«Thelma» macht den Zuschauer zum Voyeur, Kommissär und Stauner
Thelma könnte eine junge Frau sein, wie es in Oslo viele gibt. Eine Studentin vom Lande, die nicht nur in den Vorlesungen viel lernt, sondern fernab des strengen Elternhauses endlich das Leben schmeckt. Doch Thelma ist nicht, wie viele andere.
Das Wichtigste in Kürze
- Mit «Thelma» kehrt Regisseur Joachim Trier nach einem Ausflug in den englischsprachigen Film nach Norwegen zurück.
- Er erzählt die Geschichte einer jungen Frau, die nach Oslo zieht und die strengen Fesseln der Eltern sanft abstreift.
- Doch während Thelma zu leben lernt, bricht immer mehr Chaos über sie herein. Oder ist es genau umgekehrt?
- Starke Bilder, starke Darsteller, unerwartete Wendungen.
Schlanke Bäume. Fahles Licht. Der Schnee knirscht unter den grossen Füssen des Jägers und unter den kleinen seiner Tochter. Dann setzt der Vater das Gewehr an, konzentriert. Das Mädchen, sechs Jahre alt ist sie, vielleicht auch erst fünf, geht noch einen Schritt weiter. Dann bleibt sie ruhig stehen. Hinter ihr zielt der Vater. Nicht auf das Reh, das Gefahr wittert und nervös scharrt, sondern auf das Kind.
Kein Schuss zerreisst die winterliche Stille. Der Schnee knirscht unter dem Paar grossen und dem Paar kleinen Füssen.
Ein Jahrzehnt und eine Handvoll Jahre mehr vergehen. Wir schauen aus himmlischer Perspektive auf einen Platz voller Menschen. Hier könnte gerade jeder durchgehen. Doch die Kamera tastet sich vor, sucht, und findet: Thelma (Eili Harboe). Ihr folgt sie nun – und das ist ein qualvoller Genuss.

══════════

* Aufgabenstellung *
**A)** Geben Sie den Abschnitt der Filmbesprechung zu «Thelma» wortgetreu wieder, der bei "- Doch während" beginnt und bei "Darsteller, unerwartete Wendungen." endet.
**B)** Fassen Sie die Filmbesprechung zu «Thelma» in zwei Sätzen zusammen.
**C)** Schreiben Sie die Filmbesprechung zu «Thelma» im Anschluss an ihren letzten Satz weiter.

* Angezeigte Daten *
══════════

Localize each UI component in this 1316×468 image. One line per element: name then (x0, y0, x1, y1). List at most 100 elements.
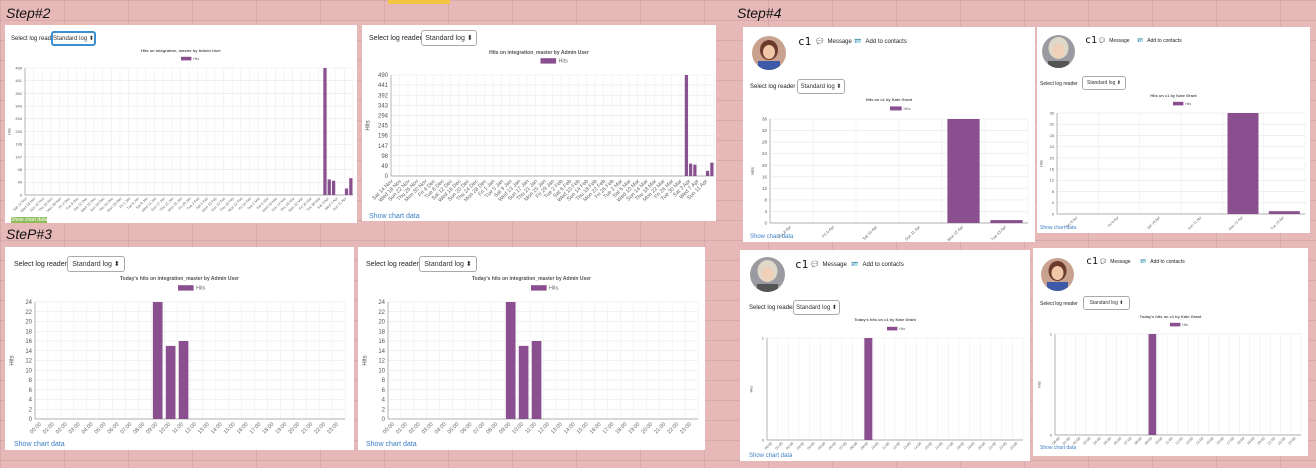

══════════

* Antworten *
**A)**
- Doch während Thelma zu leben lernt, bricht immer mehr Chaos über sie herein. Oder ist es genau umgekehrt?
- Starke Bilder, starke Darsteller, unerwartete Wendungen.

**B)** Mit «Thelma» kehrt Regisseur Joachim Trier nach einem Ausflug in den englischsprachigen Film nach Norwegen zurück und erzählt von einer jungen Frau, die nach Oslo zieht und die strengen Fesseln ihrer Eltern abstreift, während immer mehr Chaos über sie hereinbricht. Der Film beginnt mit einer Jagdszene im Schnee, in der ein Vater sein Gewehr auf seine kleine Tochter statt auf ein Reh richtet, ohne abzudrücken, und folgt Jahre später Thelma über einen Platz voller Menschen.

**C)**
Thelma, die das streng konservative Elternhaus verlassen hat, um in Oslo zu studieren. Der Grossstadt, wo die Menschen rauchen, trinken, vögeln, tanzen und lachen. Thelma, deren Eltern täglich anrufen und ihren Stundenplan auswendig wissen. Thelma, die sich Freunde wünscht. Thelma, die vor dem Vater keine Geheimnisse hatte – weder vor dem im Himmel, noch vor dem auf Erden. Hatte.
Thelma, die raucht, trinkt, tanzt, lacht, betet und sich in ein Mädchen verliebt. Thelma, mit der etwas einfach nicht stimmt.
Realität, statt Schönmalerei
Als Thelma einen epileptischen Anfall hat, ist klar: Wir befinden uns fernab vom Hochglanz Hollywoods, wo selbst Schrecken und Grauen ein bisschen gepudert werden. Thelma hat nicht nur gezuckt und geschüttelt. Sie hat sich in die Hose gemacht.
Nach einem erfolglosen Umweg in den englischsprachigen Film («Louder than Bombs», 2015) macht Joachim Trier mit «Thelma» grosses, skandinavisches Kino. Er hält die Kamera unerbittlich auf Szenen, vor denen man sich im Kinosessel windet. Nicht, weil Blut spritzt oder Bomben donnern. Sondern weil im Gesicht der grandiosen Hauptdarstellerin Eili Harboe so viel passiert, dass man das Mitgefühl kaum erträgt.
Zuschauer, Voyeur, Kommissär
Niemals kommt das Gefühl auf, hier werde etwas gespielt, von langer Hand geplant und inszeniert. Vielmehr wird der Zuschauer zum Voyeur. Zum Beobachter einer Geschichte, von deren Verlauf man stets eine Ahnung zu erhaschen scheint – bis sich alle Vorzeichen wieder umkehren. Feind wird Freund, Freund wird Verlust.
Aus dem Voyeur wird ein Kommissär. Details fügen sich zusammen, ergeben Sinn. Metaphern verflechten sich gekonnt mit dem Duktus der primären Geschichte und erzählen zurückhaltend eine zweite. Bilder, die etwas vorweg zu nehmen schienen, zeigen tatsächlich etwas anderes. Vor die Realität schiebt sich der Wille. Thelmas Wille.
Und irgendwann, erschöpft, verwundert, verwirrt aber reicher, schauen wir wieder auf den Platz voller Menschen. Einer davon ist Thelma. Und jeder kommt hier bestimmt nicht (mehr) durch.
★★★★☆
Ab dem 22. März im Kino.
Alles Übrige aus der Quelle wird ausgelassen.